YOUR GOAL — Copy each line with the word "Signal" in it.
* begin ENTRIES PROVIDED *
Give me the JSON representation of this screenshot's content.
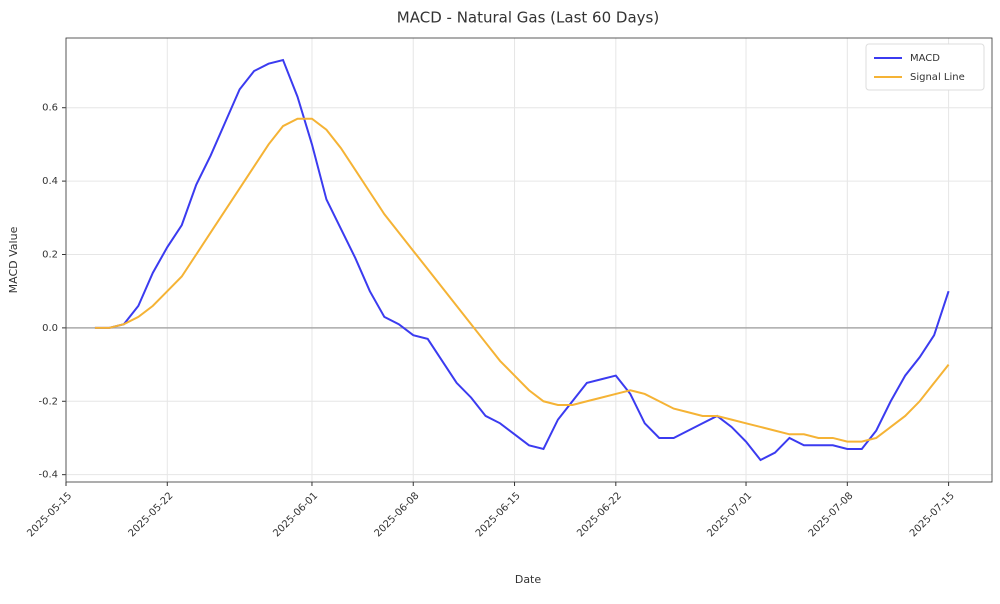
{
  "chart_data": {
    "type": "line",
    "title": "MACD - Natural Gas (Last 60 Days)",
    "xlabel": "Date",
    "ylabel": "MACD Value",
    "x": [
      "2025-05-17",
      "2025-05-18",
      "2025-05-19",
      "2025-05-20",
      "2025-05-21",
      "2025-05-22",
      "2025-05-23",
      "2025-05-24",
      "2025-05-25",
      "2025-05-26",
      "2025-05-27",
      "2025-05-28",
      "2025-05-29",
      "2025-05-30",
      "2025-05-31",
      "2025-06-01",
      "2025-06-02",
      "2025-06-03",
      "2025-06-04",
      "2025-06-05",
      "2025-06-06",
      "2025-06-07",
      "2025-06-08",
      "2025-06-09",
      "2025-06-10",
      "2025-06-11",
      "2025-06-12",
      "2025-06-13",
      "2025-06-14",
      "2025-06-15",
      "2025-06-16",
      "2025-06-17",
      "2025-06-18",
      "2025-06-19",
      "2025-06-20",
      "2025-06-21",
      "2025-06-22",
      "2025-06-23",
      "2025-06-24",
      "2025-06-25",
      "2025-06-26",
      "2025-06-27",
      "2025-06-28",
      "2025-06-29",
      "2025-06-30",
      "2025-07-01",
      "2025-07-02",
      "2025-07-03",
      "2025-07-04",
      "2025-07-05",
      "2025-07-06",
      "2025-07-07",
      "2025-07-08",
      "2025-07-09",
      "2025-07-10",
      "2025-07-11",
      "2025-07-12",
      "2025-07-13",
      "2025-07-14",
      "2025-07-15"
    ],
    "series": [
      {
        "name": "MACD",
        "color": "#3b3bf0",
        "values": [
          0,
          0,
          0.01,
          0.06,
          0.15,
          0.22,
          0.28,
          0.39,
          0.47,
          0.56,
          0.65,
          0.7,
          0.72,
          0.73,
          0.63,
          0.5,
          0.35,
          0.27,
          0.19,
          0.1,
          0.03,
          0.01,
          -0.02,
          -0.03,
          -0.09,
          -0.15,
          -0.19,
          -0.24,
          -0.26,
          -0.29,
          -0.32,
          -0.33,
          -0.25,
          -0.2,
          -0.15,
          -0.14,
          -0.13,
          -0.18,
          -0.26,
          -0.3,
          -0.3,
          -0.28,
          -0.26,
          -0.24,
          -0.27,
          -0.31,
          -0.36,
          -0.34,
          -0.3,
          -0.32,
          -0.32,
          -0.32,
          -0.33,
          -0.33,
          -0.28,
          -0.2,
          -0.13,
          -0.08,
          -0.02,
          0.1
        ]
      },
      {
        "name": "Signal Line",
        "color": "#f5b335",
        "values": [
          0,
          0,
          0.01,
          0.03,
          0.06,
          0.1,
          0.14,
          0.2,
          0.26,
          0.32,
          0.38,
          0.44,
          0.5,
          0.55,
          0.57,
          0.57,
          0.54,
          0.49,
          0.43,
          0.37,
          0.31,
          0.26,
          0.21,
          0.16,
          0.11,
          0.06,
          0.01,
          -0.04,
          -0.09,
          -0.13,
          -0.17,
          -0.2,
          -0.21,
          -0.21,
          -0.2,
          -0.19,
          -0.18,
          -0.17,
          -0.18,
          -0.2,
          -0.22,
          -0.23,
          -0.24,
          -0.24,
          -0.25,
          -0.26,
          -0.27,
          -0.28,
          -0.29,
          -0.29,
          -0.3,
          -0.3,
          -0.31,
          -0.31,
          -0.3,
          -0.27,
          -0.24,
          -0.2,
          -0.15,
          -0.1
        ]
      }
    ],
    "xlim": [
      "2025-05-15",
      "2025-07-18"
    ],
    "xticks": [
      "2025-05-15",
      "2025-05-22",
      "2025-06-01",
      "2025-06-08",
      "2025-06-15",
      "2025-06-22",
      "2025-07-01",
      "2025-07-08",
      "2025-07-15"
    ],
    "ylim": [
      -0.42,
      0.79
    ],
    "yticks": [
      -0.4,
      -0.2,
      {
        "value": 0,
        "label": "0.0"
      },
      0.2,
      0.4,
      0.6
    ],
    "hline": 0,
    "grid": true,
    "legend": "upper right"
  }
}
* end ENTRIES PROVIDED *
* begin ENTRIES PROVIDED *
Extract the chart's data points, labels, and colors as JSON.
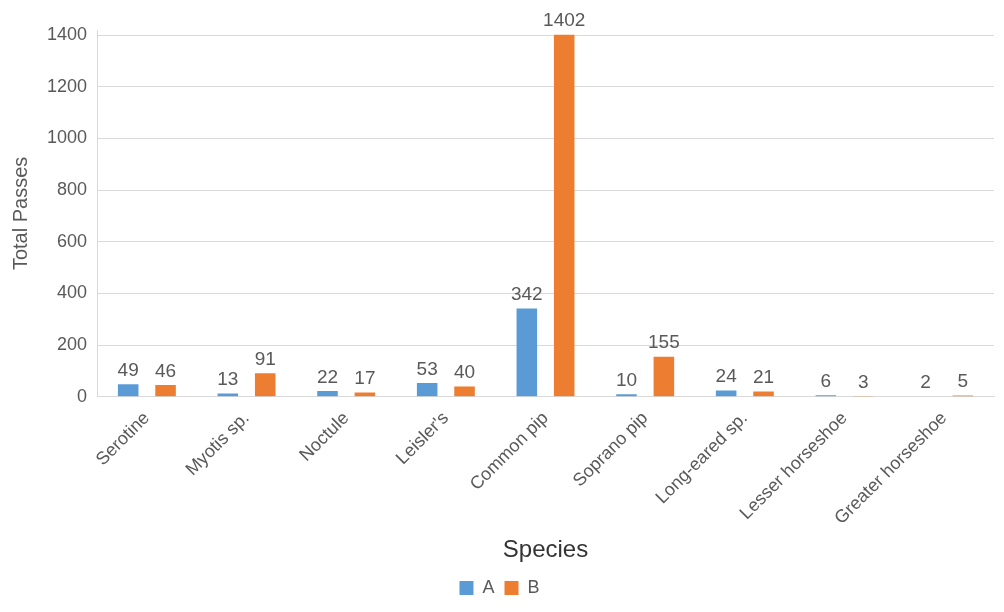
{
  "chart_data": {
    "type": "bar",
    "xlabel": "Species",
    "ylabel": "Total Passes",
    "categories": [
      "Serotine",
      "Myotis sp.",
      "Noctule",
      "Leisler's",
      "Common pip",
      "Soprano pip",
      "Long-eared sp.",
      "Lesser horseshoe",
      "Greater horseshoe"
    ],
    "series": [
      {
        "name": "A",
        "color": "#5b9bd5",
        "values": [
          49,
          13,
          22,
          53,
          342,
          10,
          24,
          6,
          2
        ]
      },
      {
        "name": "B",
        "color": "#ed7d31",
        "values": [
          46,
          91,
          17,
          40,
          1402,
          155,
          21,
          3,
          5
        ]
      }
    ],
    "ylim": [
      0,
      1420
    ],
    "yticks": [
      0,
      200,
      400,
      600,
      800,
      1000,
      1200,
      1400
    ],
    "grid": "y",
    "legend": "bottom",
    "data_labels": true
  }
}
* end ENTRIES PROVIDED *
* begin ENTRIES PROVIDED *
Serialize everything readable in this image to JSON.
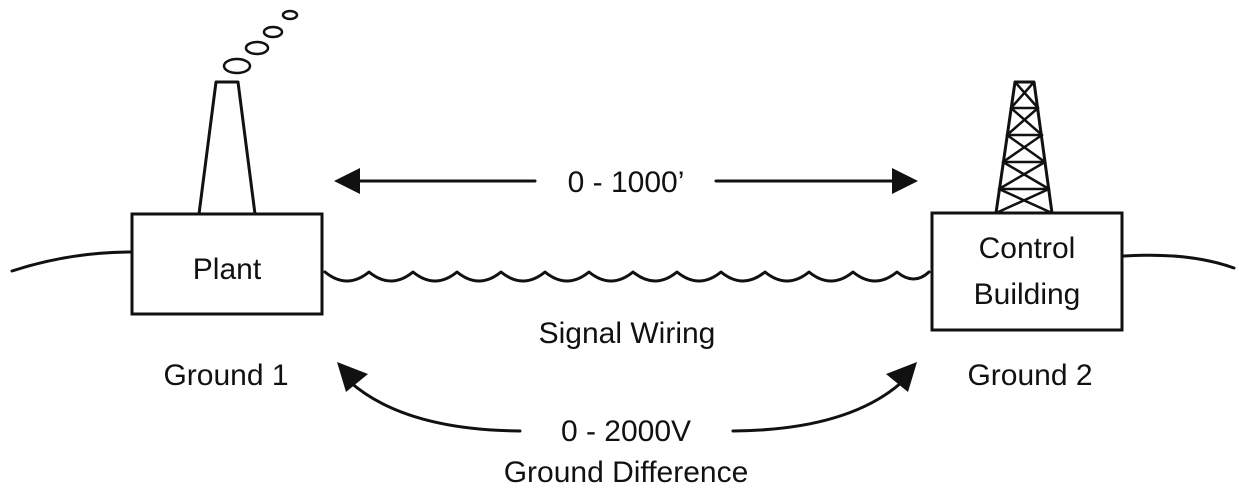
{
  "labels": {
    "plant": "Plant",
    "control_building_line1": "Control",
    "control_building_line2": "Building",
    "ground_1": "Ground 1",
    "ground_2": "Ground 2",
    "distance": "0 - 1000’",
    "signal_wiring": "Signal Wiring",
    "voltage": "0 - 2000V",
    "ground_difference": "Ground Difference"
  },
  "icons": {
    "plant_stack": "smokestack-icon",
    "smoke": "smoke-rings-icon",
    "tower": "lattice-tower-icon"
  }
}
* end ENTRIES PROVIDED *
RESULT BELOW —
        "name": "Signal Line",
    "signal_wiring": "Signal Wiring",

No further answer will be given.